EXERCISE AIM: Arrange the lines from the one containing "Where is each" through the one containing "legend-marker xyxy=(434,52,444,62)", inclusive, as a Markdown table with columns Row and Text. Number the rows and skip any blank lines.

STORED RECORDS:
-=-=-=-=-
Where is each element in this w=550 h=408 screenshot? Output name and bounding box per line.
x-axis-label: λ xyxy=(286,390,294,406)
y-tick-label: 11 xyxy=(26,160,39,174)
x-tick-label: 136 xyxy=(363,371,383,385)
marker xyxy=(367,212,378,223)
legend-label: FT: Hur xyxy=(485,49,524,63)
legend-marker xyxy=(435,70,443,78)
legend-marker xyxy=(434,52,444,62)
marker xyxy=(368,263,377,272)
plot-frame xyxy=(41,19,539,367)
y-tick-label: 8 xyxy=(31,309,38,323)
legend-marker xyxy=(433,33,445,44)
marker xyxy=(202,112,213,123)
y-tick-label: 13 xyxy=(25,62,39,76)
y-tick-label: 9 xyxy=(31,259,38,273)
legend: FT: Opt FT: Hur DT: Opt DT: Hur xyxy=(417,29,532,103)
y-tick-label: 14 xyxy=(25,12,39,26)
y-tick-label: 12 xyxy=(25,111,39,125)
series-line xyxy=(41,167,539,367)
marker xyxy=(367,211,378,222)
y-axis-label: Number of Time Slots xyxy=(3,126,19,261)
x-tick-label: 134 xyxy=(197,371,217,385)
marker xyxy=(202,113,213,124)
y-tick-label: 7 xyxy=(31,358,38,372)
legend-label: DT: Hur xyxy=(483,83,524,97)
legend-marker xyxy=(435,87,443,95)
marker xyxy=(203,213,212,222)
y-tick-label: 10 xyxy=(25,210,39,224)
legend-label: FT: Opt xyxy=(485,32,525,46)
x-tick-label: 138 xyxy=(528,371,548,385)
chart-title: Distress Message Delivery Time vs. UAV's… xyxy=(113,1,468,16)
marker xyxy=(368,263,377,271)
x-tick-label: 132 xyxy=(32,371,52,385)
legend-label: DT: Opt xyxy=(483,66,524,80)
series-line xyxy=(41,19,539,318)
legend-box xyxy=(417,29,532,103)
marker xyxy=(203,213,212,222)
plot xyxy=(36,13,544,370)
-=-=-=-=-
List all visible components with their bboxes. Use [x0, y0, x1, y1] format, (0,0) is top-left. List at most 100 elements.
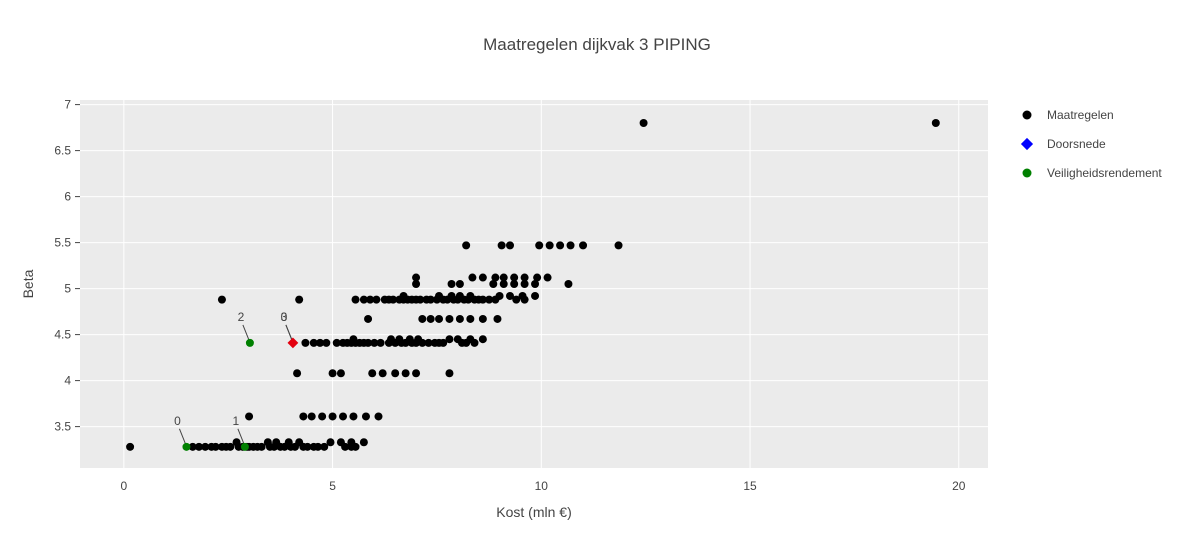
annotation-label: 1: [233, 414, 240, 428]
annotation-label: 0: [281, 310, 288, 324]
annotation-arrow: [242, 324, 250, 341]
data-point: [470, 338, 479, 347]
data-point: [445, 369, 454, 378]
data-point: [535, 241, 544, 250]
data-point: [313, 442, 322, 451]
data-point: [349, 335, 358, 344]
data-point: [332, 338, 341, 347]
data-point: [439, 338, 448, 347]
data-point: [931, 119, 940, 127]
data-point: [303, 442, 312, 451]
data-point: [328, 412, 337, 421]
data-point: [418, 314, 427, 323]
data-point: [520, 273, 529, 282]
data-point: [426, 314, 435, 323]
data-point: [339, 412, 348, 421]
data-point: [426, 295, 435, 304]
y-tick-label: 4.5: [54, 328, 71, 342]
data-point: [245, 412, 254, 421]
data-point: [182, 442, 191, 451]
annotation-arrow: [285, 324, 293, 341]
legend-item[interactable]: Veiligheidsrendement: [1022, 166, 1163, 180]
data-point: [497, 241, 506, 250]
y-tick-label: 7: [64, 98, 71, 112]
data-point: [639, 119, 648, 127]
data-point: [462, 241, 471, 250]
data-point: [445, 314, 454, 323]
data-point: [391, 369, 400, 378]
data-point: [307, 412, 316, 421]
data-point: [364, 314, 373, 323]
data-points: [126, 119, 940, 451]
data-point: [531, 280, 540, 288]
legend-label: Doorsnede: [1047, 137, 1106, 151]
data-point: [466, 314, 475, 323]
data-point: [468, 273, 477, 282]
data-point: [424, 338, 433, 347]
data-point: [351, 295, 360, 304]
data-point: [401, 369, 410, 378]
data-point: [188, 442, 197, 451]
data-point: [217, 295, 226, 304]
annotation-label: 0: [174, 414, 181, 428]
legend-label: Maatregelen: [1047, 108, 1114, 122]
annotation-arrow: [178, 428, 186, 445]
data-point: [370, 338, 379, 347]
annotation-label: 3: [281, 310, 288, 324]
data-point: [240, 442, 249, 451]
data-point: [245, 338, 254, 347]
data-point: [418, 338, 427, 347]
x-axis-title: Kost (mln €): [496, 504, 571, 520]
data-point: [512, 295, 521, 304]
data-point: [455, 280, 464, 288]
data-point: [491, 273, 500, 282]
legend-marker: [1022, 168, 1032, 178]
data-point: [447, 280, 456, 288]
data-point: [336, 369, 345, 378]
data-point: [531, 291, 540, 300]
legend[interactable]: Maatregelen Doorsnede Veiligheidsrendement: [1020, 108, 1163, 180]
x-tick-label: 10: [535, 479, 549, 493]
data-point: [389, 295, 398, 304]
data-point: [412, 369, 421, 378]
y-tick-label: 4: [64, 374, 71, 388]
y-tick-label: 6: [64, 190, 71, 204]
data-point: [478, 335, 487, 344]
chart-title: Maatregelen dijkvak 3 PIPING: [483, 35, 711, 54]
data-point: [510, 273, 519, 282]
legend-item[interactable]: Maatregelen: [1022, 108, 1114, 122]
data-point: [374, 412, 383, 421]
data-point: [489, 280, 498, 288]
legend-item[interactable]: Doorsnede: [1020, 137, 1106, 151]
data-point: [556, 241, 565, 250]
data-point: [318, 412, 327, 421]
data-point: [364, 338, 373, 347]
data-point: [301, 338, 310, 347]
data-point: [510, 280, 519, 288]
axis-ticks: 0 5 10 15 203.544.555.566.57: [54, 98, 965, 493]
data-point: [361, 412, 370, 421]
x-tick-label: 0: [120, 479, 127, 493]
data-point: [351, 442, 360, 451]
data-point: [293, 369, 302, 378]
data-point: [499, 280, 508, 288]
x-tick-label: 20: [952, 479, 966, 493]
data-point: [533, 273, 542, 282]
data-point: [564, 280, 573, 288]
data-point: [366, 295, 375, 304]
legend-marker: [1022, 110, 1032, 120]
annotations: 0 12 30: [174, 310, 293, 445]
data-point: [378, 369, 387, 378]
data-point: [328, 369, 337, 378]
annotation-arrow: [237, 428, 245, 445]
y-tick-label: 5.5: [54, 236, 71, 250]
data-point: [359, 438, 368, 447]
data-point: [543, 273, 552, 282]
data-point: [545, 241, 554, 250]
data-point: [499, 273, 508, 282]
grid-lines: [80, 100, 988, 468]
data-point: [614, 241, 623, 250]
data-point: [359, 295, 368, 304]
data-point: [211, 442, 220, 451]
-=-=-=-=-
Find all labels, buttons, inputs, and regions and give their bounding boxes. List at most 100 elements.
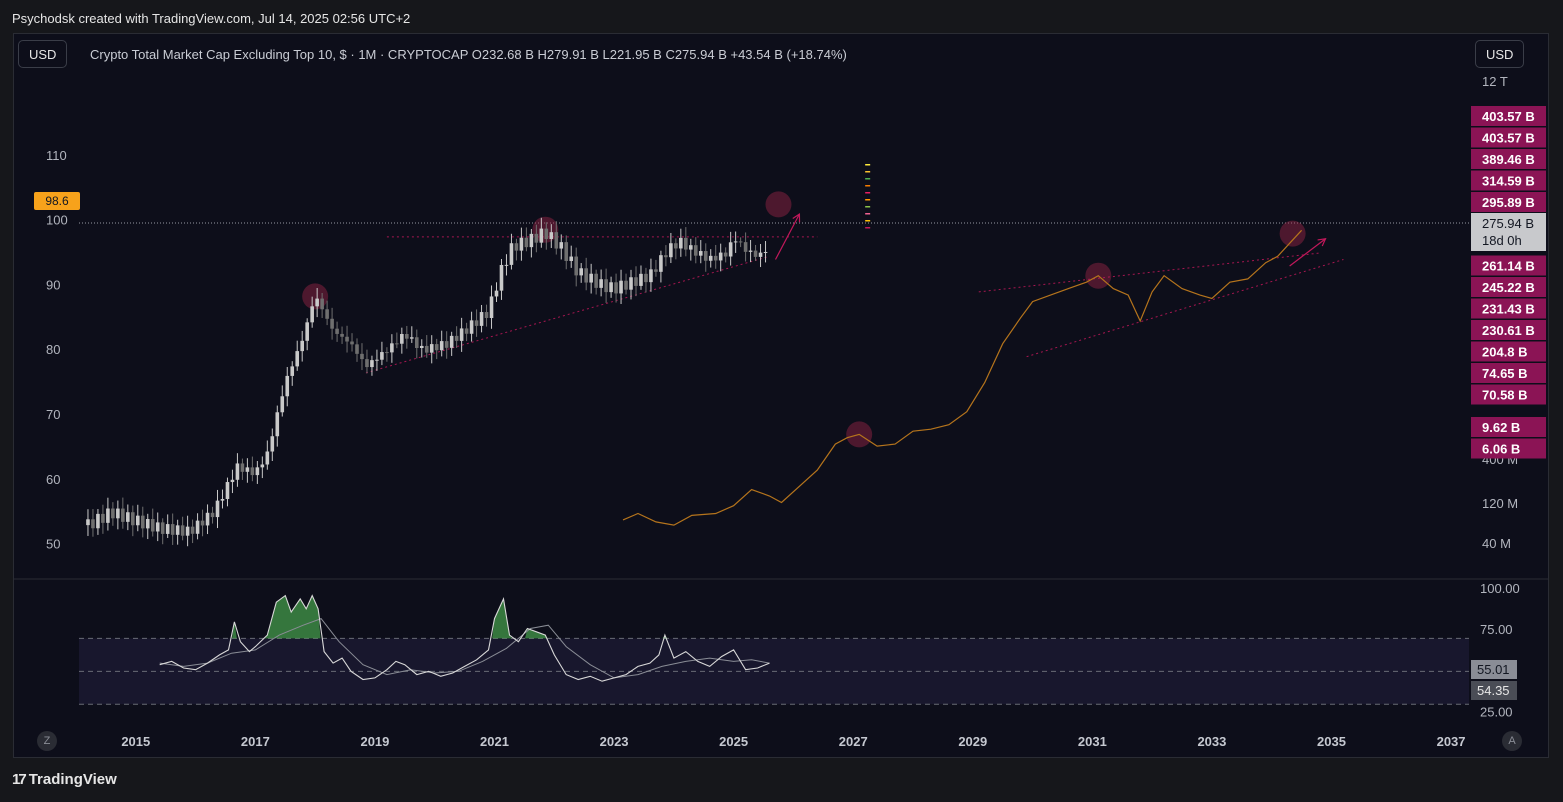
-=-=-=-=-
FULL RESPONSE:
| Row | Text |
|---|---|
| 1 | Where is each element in this w=550 h=408 screenshot? Output name and bounding box per line. |
| 2 | x-axis-label: λ xyxy=(286,390,294,406) |
| 3 | y-tick-label: 11 xyxy=(26,160,39,174) |
| 4 | x-tick-label: 136 xyxy=(363,371,383,385) |
| 5 | marker xyxy=(367,212,378,223) |
| 6 | legend-label: FT: Hur xyxy=(485,49,524,63) |
| 7 | legend-marker xyxy=(435,70,443,78) |
| 8 | legend-marker xyxy=(434,52,444,62) |